[Aim]:
Rename "color-scale-swatch" to "legend-swatch" in the data from the beginning through the line holding "y-tick-label: 40 xyxy=(32,527,44,538)", inclusive, and reproduce those lines with nothing else altered.

[Region boundary data]
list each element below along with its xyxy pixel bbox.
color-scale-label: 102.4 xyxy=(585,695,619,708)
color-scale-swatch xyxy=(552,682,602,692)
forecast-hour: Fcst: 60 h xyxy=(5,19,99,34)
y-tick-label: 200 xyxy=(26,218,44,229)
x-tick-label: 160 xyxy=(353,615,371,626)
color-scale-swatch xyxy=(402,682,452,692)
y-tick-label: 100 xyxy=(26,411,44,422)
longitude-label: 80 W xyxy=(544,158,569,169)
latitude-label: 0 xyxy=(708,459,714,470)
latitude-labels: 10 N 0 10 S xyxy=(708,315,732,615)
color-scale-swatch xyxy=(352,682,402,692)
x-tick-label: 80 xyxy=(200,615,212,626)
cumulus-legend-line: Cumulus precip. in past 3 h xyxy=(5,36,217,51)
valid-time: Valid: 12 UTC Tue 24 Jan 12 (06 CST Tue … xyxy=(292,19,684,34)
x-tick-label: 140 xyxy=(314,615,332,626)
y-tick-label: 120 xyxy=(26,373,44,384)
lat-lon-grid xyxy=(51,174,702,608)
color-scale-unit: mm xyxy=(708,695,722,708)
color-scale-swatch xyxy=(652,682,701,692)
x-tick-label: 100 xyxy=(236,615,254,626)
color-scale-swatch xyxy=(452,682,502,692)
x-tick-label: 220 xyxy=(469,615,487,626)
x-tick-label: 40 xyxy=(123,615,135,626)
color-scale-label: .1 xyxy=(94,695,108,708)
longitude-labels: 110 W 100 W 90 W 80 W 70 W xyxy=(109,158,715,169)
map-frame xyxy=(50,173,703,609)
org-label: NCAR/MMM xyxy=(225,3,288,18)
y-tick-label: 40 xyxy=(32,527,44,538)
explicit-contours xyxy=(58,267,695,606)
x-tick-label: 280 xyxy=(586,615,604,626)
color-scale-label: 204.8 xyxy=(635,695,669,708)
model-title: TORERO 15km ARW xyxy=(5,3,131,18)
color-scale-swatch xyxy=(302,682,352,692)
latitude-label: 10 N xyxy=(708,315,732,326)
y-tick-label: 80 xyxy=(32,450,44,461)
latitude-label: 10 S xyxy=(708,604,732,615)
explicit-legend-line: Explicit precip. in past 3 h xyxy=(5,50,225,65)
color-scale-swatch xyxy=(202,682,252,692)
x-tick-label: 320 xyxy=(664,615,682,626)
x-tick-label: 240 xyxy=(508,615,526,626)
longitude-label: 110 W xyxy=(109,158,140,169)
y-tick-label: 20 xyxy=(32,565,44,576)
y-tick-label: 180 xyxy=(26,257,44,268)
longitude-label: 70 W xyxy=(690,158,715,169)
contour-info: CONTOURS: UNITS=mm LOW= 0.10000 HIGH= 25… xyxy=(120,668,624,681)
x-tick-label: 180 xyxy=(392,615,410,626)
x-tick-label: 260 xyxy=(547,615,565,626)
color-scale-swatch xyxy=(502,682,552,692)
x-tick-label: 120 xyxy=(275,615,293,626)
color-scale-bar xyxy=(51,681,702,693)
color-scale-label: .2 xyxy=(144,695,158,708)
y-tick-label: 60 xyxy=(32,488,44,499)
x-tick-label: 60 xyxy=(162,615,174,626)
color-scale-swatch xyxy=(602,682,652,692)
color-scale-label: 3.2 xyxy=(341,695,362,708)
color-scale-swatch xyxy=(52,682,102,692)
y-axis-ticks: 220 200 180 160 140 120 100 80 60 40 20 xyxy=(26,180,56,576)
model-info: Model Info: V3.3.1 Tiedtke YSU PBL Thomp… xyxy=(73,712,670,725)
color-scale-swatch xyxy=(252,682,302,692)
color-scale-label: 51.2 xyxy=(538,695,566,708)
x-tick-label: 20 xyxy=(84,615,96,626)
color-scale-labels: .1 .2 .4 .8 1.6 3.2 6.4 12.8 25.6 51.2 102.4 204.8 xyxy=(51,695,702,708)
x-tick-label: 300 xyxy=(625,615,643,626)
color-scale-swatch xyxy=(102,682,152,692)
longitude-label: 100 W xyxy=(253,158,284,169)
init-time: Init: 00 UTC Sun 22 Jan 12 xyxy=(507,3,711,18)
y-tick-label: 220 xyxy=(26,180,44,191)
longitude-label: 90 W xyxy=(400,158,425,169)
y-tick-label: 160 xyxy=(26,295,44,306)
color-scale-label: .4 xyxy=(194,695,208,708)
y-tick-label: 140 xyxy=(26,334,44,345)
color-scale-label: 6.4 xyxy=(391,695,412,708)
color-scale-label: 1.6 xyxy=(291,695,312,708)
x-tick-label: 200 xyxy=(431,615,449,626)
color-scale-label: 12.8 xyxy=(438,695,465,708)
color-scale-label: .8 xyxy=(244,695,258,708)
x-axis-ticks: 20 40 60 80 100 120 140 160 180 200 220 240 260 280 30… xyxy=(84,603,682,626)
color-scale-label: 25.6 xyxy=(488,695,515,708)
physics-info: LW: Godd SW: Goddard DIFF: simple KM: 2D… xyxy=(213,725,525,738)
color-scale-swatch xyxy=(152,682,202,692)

[Task answer]:
list each element below along with its xyxy pixel bbox.
color-scale-label: 102.4 xyxy=(585,695,619,708)
legend-swatch xyxy=(552,682,602,692)
forecast-hour: Fcst: 60 h xyxy=(5,19,99,34)
y-tick-label: 200 xyxy=(26,218,44,229)
x-tick-label: 160 xyxy=(353,615,371,626)
legend-swatch xyxy=(402,682,452,692)
y-tick-label: 100 xyxy=(26,411,44,422)
longitude-label: 80 W xyxy=(544,158,569,169)
latitude-label: 0 xyxy=(708,459,714,470)
latitude-labels: 10 N 0 10 S xyxy=(708,315,732,615)
legend-swatch xyxy=(352,682,402,692)
x-tick-label: 80 xyxy=(200,615,212,626)
cumulus-legend-line: Cumulus precip. in past 3 h xyxy=(5,36,217,51)
valid-time: Valid: 12 UTC Tue 24 Jan 12 (06 CST Tue … xyxy=(292,19,684,34)
x-tick-label: 140 xyxy=(314,615,332,626)
y-tick-label: 120 xyxy=(26,373,44,384)
lat-lon-grid xyxy=(51,174,702,608)
color-scale-unit: mm xyxy=(708,695,722,708)
legend-swatch xyxy=(652,682,701,692)
x-tick-label: 100 xyxy=(236,615,254,626)
legend-swatch xyxy=(452,682,502,692)
x-tick-label: 220 xyxy=(469,615,487,626)
x-tick-label: 40 xyxy=(123,615,135,626)
color-scale-label: .1 xyxy=(94,695,108,708)
longitude-labels: 110 W 100 W 90 W 80 W 70 W xyxy=(109,158,715,169)
map-frame xyxy=(50,173,703,609)
org-label: NCAR/MMM xyxy=(225,3,288,18)
y-tick-label: 40 xyxy=(32,527,44,538)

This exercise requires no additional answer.